Data for processing:
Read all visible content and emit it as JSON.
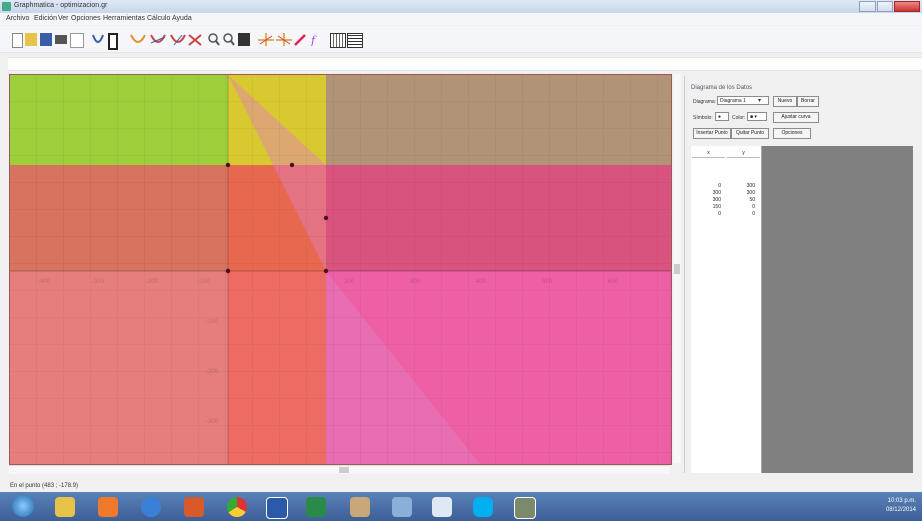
{
  "window": {
    "title": "Graphmatica - optimizacion.gr"
  },
  "menu": [
    "Archivo",
    "Edición",
    "Ver",
    "Opciones",
    "Herramientas",
    "Cálculo",
    "Ayuda"
  ],
  "toolbar_icons": [
    "new-file-icon",
    "open-folder-icon",
    "save-icon",
    "print-icon",
    "copy-icon",
    "draw-curve-icon",
    "table-icon",
    "tangent-icon",
    "derivative-icon",
    "integral-icon",
    "point-icon",
    "zoom-in-icon",
    "zoom-out-icon",
    "grid-icon",
    "polar-icon",
    "cartesian-icon",
    "pencil-icon",
    "formula-icon",
    "graph-paper-icon",
    "data-plot-icon"
  ],
  "input": {
    "value": ""
  },
  "graph": {
    "region_colors": [
      "#9dcf3a",
      "#d9c930",
      "#b19477",
      "#d7735e",
      "#e8684f",
      "#d8537d",
      "#e67e7e",
      "#ee6b63",
      "#ee5fa5",
      "#e07fc0"
    ],
    "x_ticks": [
      "-400",
      "-300",
      "-200",
      "-100",
      "100",
      "200",
      "300",
      "400",
      "500",
      "600",
      "700",
      "800",
      "900"
    ],
    "y_ticks": [
      "100",
      "200",
      "300",
      "400",
      "-100",
      "-200",
      "-300",
      "-400"
    ]
  },
  "panel": {
    "title": "Diagrama de los Datos",
    "diagram_label": "Diagrama:",
    "diagram_value": "Diagrama 1",
    "new_button": "Nuevo",
    "delete_button": "Borrar",
    "symbol_label": "Símbolo:",
    "color_label": "Color:",
    "fit_button": "Ajustar curva",
    "insert_button": "Insertar Punto",
    "remove_button": "Quitar Punto",
    "options_button": "Opciones",
    "table": {
      "headers": [
        "x",
        "y"
      ],
      "rows": [
        [
          "0",
          "300"
        ],
        [
          "300",
          "300"
        ],
        [
          "300",
          "50"
        ],
        [
          "150",
          "0"
        ],
        [
          "0",
          "0"
        ]
      ]
    }
  },
  "status": "En el punto (483 ; -178.9)",
  "clock": {
    "time": "10:03 p.m.",
    "date": "08/12/2014"
  }
}
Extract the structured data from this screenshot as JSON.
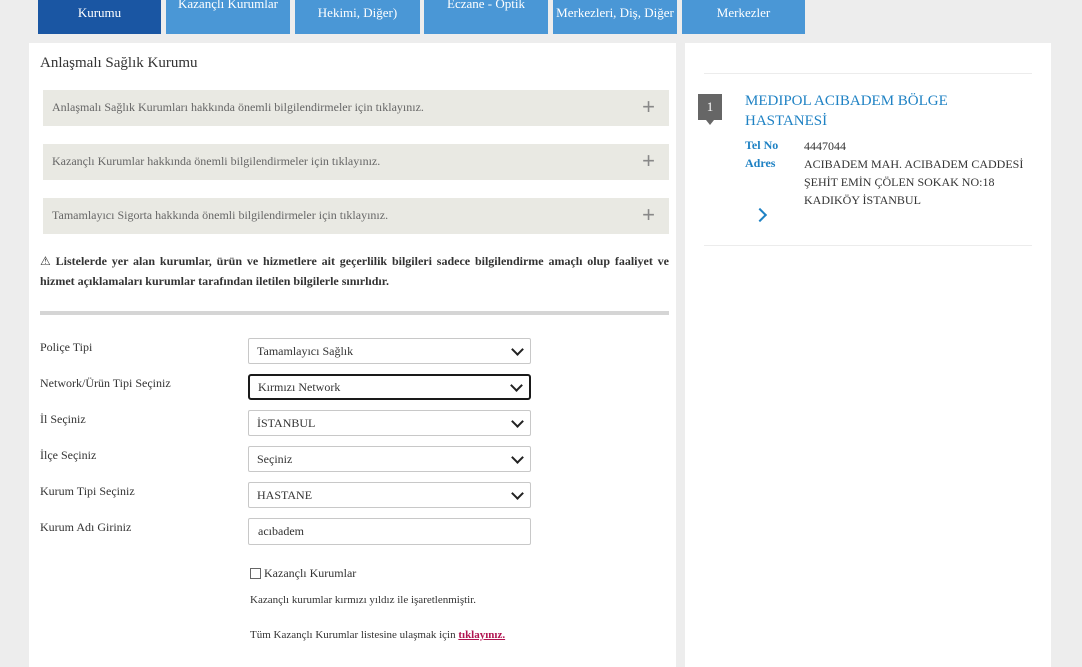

Task to carry out:
Restate each entry word for word, please, but drop any images it holds.

Solution for this problem:
Read all visible content and emit it as JSON.
{
  "window": {
    "title": "Graphmatica - optimizacion.gr"
  },
  "menu": [
    "Archivo",
    "Edición",
    "Ver",
    "Opciones",
    "Herramientas",
    "Cálculo",
    "Ayuda"
  ],
  "toolbar_icons": [
    "new-file-icon",
    "open-folder-icon",
    "save-icon",
    "print-icon",
    "copy-icon",
    "draw-curve-icon",
    "table-icon",
    "tangent-icon",
    "derivative-icon",
    "integral-icon",
    "point-icon",
    "zoom-in-icon",
    "zoom-out-icon",
    "grid-icon",
    "polar-icon",
    "cartesian-icon",
    "pencil-icon",
    "formula-icon",
    "graph-paper-icon",
    "data-plot-icon"
  ],
  "input": {
    "value": ""
  },
  "graph": {
    "region_colors": [
      "#9dcf3a",
      "#d9c930",
      "#b19477",
      "#d7735e",
      "#e8684f",
      "#d8537d",
      "#e67e7e",
      "#ee6b63",
      "#ee5fa5",
      "#e07fc0"
    ],
    "x_ticks": [
      "-400",
      "-300",
      "-200",
      "-100",
      "100",
      "200",
      "300",
      "400",
      "500",
      "600",
      "700",
      "800",
      "900"
    ],
    "y_ticks": [
      "100",
      "200",
      "300",
      "400",
      "-100",
      "-200",
      "-300",
      "-400"
    ]
  },
  "panel": {
    "title": "Diagrama de los Datos",
    "diagram_label": "Diagrama:",
    "diagram_value": "Diagrama 1",
    "new_button": "Nuevo",
    "delete_button": "Borrar",
    "symbol_label": "Símbolo:",
    "color_label": "Color:",
    "fit_button": "Ajustar curva",
    "insert_button": "Insertar Punto",
    "remove_button": "Quitar Punto",
    "options_button": "Opciones",
    "table": {
      "headers": [
        "x",
        "y"
      ],
      "rows": [
        [
          "0",
          "300"
        ],
        [
          "300",
          "300"
        ],
        [
          "300",
          "50"
        ],
        [
          "150",
          "0"
        ],
        [
          "0",
          "0"
        ]
      ]
    }
  },
  "status": "En el punto (483 ; -178.9)",
  "clock": {
    "time": "10:03 p.m.",
    "date": "08/12/2014"
  }
}
Extract the structured data from this screenshot as JSON.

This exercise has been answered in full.